By Melanie Hauser, PGATOUR.com Contributor

TULSA, Okla. -- He's up by three.

As usual, it feels more like 33.

Time to cue the graphics. Pull up the stats.

Remind everyone once more time that the best players in the game has never lost a major when he's held the 54-hole lead.

Should we also remind you he's gunning for his 13th major?

Tiger Woods is back. With a vengeance. And a presence that's got even those chasing him her at Southern Hills shaking their heads and wondering if anything stands between him and the 89th PGA Championship. His second consecutive, if you're counting. The fourth of his career.

Like Ernie Els said, as we twisted his arm, if we forced him to imagine himself as a fan on a couch, he'd bet the house on Tiger.

"You've got the best player in the world leading here, leading by a bunch, because we keep shooting ourselves in the foot," Els said.

Tiger separated himself from the field with a chills-up-and-down-your-spine 63 Friday that came within a horseshoe turn of being a major record 62. He called it a 62 1/2 and, well, no one was going to argue.
★ ★ ★ ★ ★
**To do:**
[A] List every person named in the golf article.
[B] Summarize the golf article in two sentences.
[C] Proceed with the golf article, picking up right after its final sentence.
The rows that come after this article were taken from a separate source.

(Bounding box entries)
★ ★ ★ ★ ★
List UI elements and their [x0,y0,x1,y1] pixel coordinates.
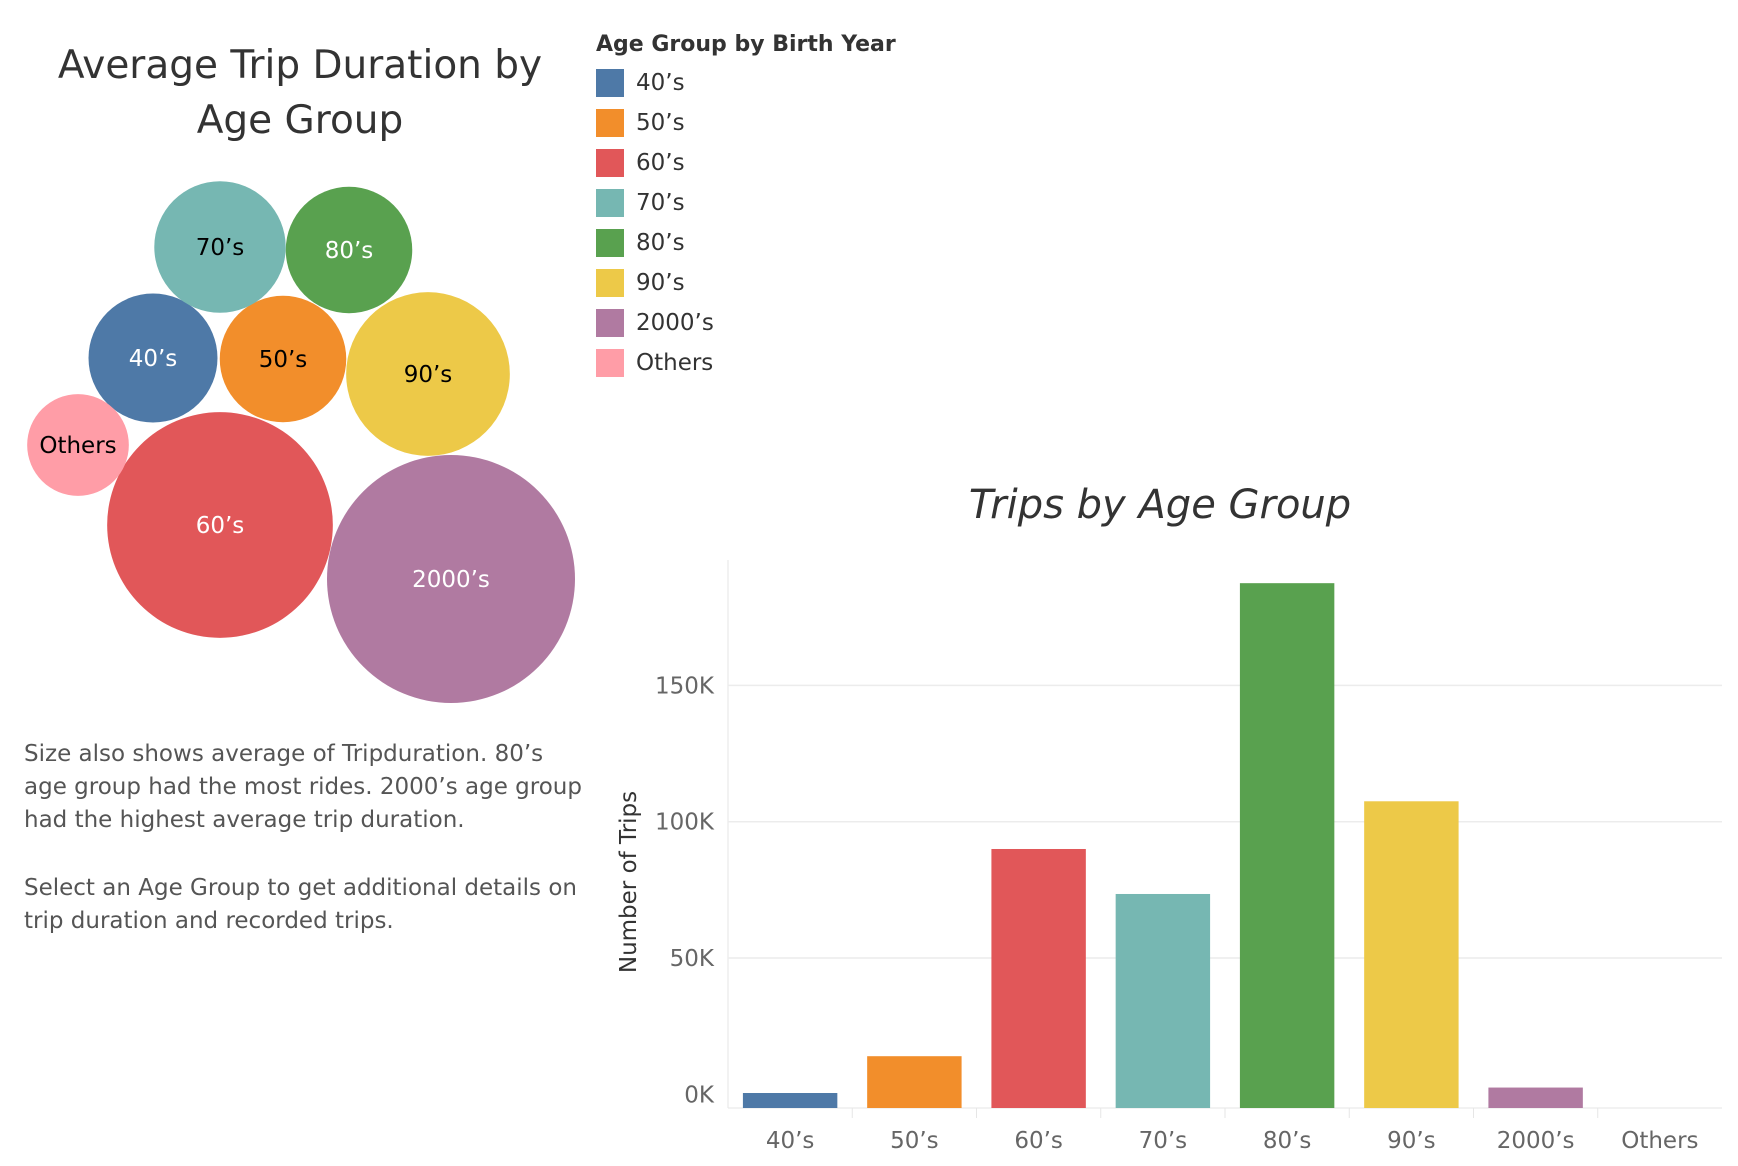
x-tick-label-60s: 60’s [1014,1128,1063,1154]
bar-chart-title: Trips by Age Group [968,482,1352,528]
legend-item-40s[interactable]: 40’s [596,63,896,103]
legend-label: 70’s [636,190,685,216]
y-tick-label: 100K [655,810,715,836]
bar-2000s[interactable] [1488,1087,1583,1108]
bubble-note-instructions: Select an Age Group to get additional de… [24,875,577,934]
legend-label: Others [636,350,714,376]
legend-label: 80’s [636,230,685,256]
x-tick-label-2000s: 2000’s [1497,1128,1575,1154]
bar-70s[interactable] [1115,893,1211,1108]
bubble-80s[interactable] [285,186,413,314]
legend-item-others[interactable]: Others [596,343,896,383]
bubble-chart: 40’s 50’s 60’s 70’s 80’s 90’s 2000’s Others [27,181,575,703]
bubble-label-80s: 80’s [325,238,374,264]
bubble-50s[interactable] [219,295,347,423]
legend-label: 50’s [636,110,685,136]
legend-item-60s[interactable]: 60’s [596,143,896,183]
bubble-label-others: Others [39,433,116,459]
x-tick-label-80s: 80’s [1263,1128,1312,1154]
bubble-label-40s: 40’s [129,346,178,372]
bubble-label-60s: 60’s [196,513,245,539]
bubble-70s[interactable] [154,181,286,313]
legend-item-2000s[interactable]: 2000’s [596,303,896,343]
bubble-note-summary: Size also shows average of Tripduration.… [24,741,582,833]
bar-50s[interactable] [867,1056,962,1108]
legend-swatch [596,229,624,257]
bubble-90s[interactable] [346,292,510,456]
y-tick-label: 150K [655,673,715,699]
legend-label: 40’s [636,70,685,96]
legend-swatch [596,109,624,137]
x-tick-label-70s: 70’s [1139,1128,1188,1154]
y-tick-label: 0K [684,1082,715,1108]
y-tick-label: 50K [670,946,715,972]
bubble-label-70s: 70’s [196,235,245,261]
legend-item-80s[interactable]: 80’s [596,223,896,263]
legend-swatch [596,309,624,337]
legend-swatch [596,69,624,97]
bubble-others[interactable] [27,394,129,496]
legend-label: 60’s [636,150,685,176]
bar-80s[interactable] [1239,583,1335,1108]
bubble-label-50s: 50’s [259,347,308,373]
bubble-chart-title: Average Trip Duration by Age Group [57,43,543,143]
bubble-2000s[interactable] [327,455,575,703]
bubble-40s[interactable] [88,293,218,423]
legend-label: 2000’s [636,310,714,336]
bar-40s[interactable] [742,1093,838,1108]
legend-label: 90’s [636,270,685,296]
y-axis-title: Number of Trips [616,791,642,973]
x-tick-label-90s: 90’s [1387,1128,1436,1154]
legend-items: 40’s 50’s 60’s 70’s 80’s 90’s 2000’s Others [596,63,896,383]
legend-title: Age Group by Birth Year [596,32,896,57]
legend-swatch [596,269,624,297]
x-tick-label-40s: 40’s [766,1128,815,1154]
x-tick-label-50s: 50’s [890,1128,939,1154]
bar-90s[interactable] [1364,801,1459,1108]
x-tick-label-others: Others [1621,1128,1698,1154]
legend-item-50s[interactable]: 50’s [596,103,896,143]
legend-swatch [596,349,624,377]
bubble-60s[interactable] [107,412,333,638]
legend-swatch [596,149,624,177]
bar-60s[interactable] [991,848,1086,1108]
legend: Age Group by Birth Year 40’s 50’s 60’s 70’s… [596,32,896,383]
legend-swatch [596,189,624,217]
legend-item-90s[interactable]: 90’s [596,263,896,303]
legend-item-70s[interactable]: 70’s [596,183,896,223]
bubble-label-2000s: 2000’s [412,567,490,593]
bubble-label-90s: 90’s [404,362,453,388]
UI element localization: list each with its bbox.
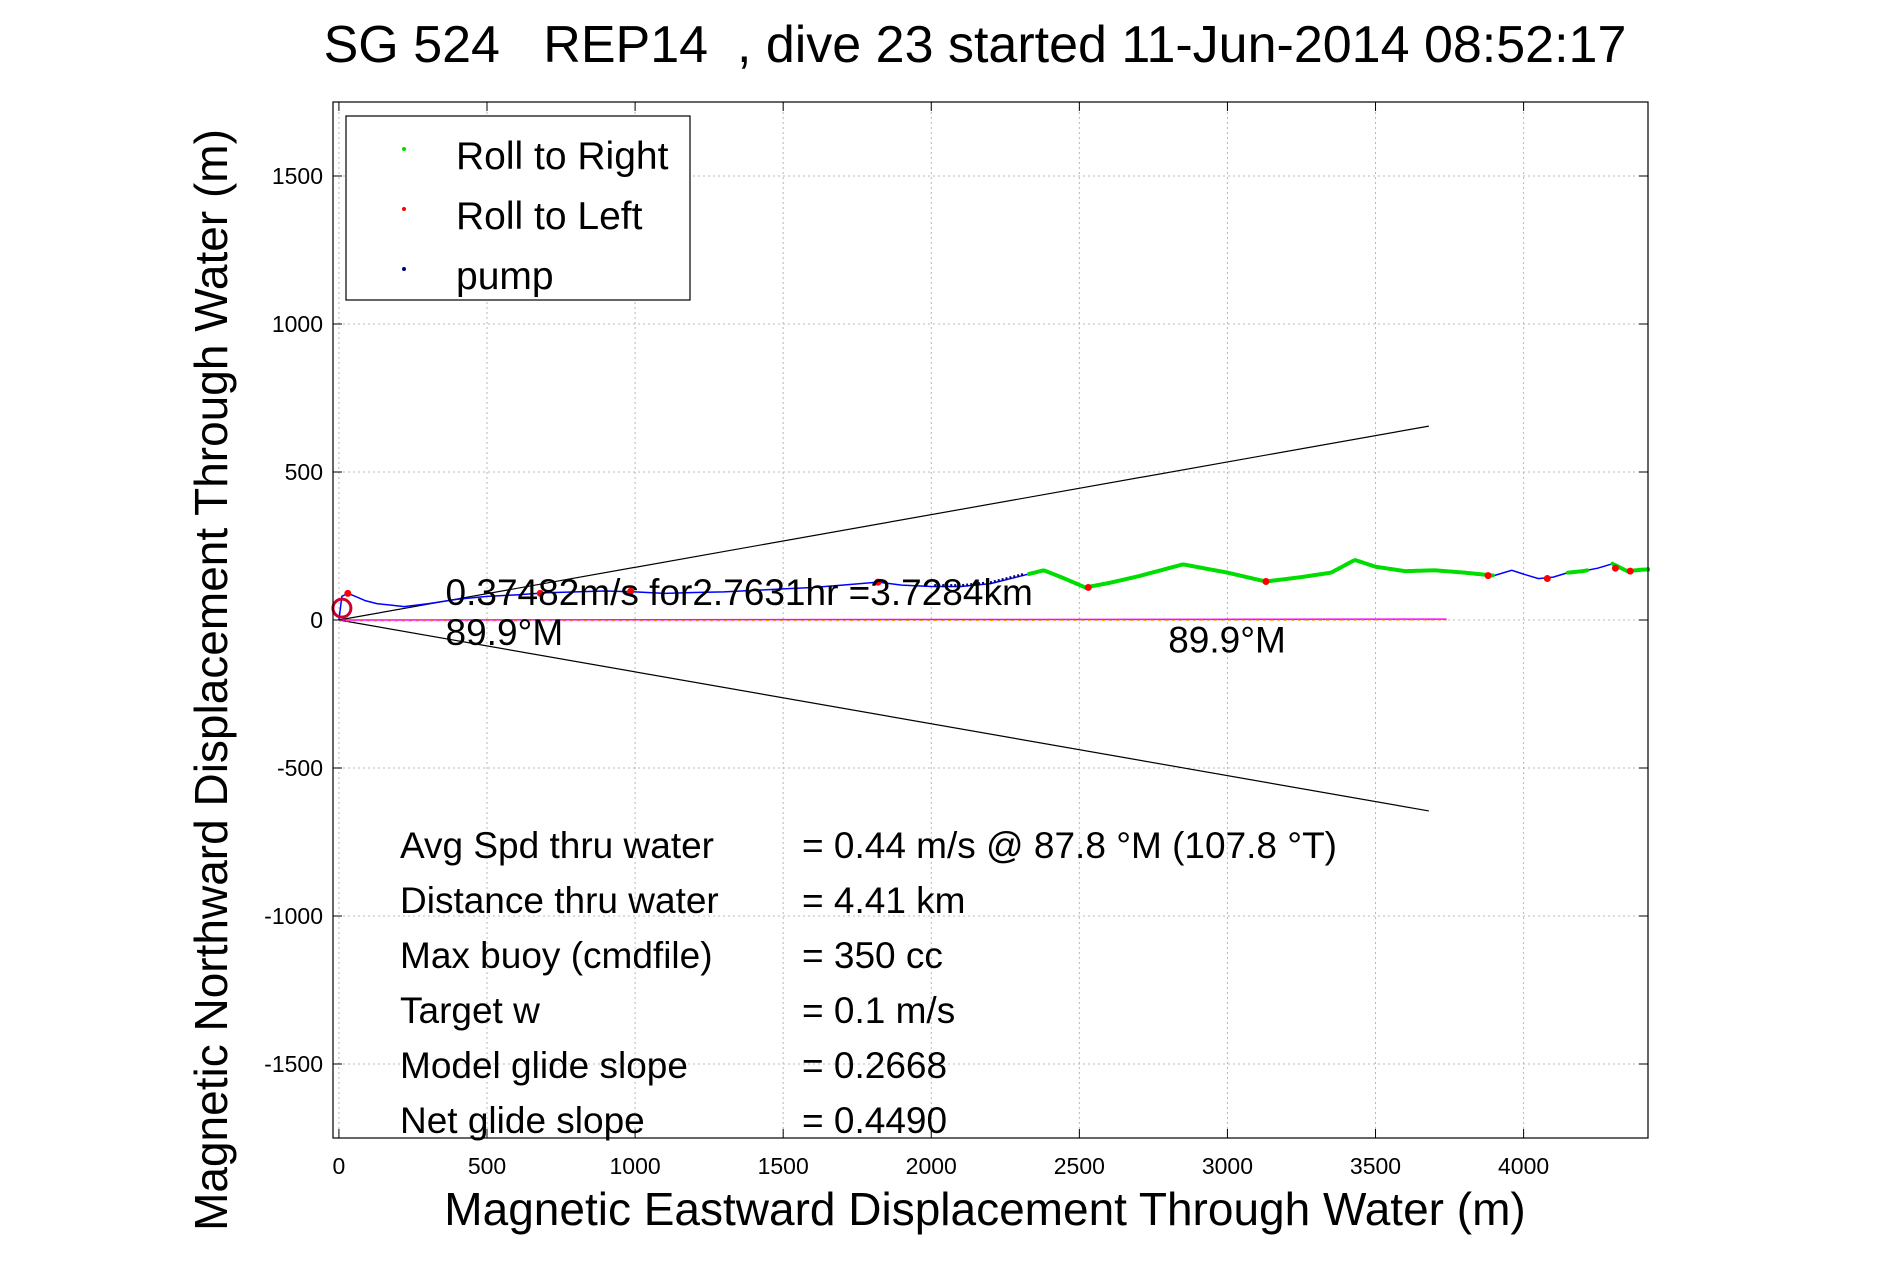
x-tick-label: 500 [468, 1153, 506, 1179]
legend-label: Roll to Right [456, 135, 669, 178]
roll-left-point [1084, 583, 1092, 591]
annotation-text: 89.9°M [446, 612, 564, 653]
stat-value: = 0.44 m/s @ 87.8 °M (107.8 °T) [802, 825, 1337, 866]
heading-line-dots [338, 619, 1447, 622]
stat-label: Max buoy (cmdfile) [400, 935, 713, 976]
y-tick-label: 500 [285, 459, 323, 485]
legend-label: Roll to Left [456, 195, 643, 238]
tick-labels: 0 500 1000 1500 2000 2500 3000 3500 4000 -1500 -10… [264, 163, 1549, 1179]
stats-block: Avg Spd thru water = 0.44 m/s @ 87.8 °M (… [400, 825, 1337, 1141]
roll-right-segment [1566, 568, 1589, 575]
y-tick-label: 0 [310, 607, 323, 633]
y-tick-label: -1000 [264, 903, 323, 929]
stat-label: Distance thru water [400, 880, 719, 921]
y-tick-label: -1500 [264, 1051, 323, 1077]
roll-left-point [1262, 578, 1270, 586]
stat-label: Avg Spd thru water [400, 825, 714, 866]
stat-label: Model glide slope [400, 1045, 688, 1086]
★ ★ ★ ★ ★
**Final answers:**
[A] Melanie Hauser, Tiger Woods, Ernie Els

[B] Tiger Woods holds a three-stroke lead at Southern Hills in the 89th PGA Championship as he chases his 13th major, and he has never lost a major while holding the 54-hole lead. Ernie Els said he would bet the house on Woods, who pulled away from the field with a Friday 63 that came close to a major-record 62.

[C]
And Saturday? While the field was trying to make something happen, while players were firing at flags in sheer desperation, Tiger methodically dissected the course and plodded in with a 69. In the process, he stretched a two-shot lead to three. And, yes, call it 33.

"If you're trying to win a tournament like this," Scott Verplank said, shaking his head, "he's the wrong guy to let get out ahead of you."

Yet there he is, heading into the final 18 holes where he rules. And his playing partners fall apart.

His final-round scoring average in those dozen majors is 69.5; his playing partners' average? A collective 72.92.

His victim, er, partner this time around? Canadian Stephen Ames.

Can you say 9 and 8? That was the score Tiger beat him by in the first round of the 2006 World Golf Championships-Accenture Match Play Championship when Ames -- grinning -- said before the match that the way Tiger was hitting it, anything could happen.

He wasn't going there Saturday. But when pressed?

Ames, who tied for 10th at the U.S. Open and tied for 24th at the Masters this year, threw his hands up. "I'll admit now, he's better than all of us. He's better than all 250,000 who play the game."

Where did he come up with that number? Who knows? But he might want to sleep on the other stat -- Tiger's 39-3 in his career when leading after 54.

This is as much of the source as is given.